:: Your task ::
Where a line contains the string "doit", copy that line.
--- Start Information supplied ---
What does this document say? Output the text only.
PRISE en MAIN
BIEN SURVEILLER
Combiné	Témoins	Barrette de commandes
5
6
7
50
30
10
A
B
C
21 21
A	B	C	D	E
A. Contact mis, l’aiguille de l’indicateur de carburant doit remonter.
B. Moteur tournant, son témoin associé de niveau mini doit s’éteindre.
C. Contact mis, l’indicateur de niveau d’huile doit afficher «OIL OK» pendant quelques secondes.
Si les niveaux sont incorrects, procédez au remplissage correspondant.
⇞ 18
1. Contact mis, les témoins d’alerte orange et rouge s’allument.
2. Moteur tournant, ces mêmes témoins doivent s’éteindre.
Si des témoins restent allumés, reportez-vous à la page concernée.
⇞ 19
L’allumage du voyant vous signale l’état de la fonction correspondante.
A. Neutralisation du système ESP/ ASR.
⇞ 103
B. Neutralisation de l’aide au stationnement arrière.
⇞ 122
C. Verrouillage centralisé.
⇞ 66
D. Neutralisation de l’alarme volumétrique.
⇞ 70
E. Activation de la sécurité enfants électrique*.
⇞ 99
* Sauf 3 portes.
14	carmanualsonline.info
--- End Information supplied ---
--- Start Information supplied ---
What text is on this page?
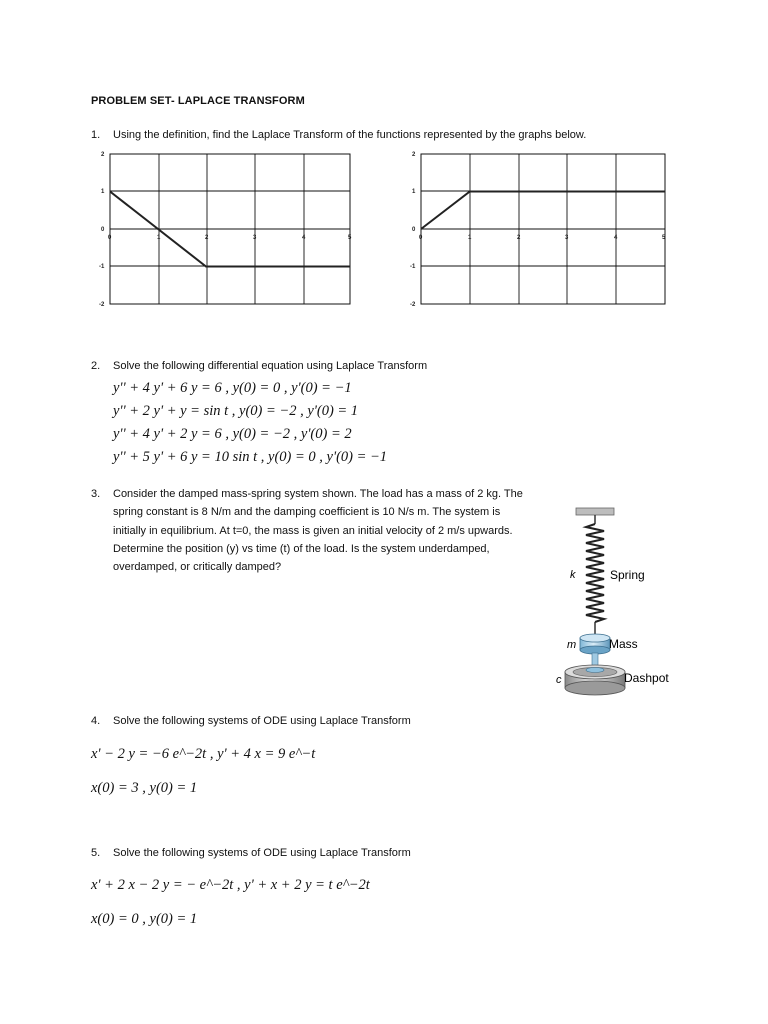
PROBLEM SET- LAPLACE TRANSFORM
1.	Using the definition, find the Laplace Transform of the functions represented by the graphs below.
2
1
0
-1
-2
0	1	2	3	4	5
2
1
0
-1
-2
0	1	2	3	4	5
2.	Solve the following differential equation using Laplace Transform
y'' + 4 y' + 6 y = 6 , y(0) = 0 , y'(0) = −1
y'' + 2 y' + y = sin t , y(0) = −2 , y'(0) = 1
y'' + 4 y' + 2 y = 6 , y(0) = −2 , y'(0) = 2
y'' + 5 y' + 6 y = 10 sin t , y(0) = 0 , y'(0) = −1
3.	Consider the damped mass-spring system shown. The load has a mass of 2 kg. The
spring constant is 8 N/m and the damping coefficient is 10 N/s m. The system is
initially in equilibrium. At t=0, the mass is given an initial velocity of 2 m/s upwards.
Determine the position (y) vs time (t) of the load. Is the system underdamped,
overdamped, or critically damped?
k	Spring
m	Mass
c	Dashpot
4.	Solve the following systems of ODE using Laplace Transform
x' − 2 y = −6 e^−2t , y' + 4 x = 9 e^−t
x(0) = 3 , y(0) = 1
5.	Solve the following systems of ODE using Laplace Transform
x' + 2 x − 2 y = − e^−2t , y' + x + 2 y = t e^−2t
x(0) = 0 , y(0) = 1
--- End Information supplied ---
:: Output ::
A. Contact mis, l’aiguille de l’indicateur de carburant doit remonter.
B. Moteur tournant, son témoin associé de niveau mini doit s’éteindre.
C. Contact mis, l’indicateur de niveau d’huile doit afficher «OIL OK» pendant quelques secondes.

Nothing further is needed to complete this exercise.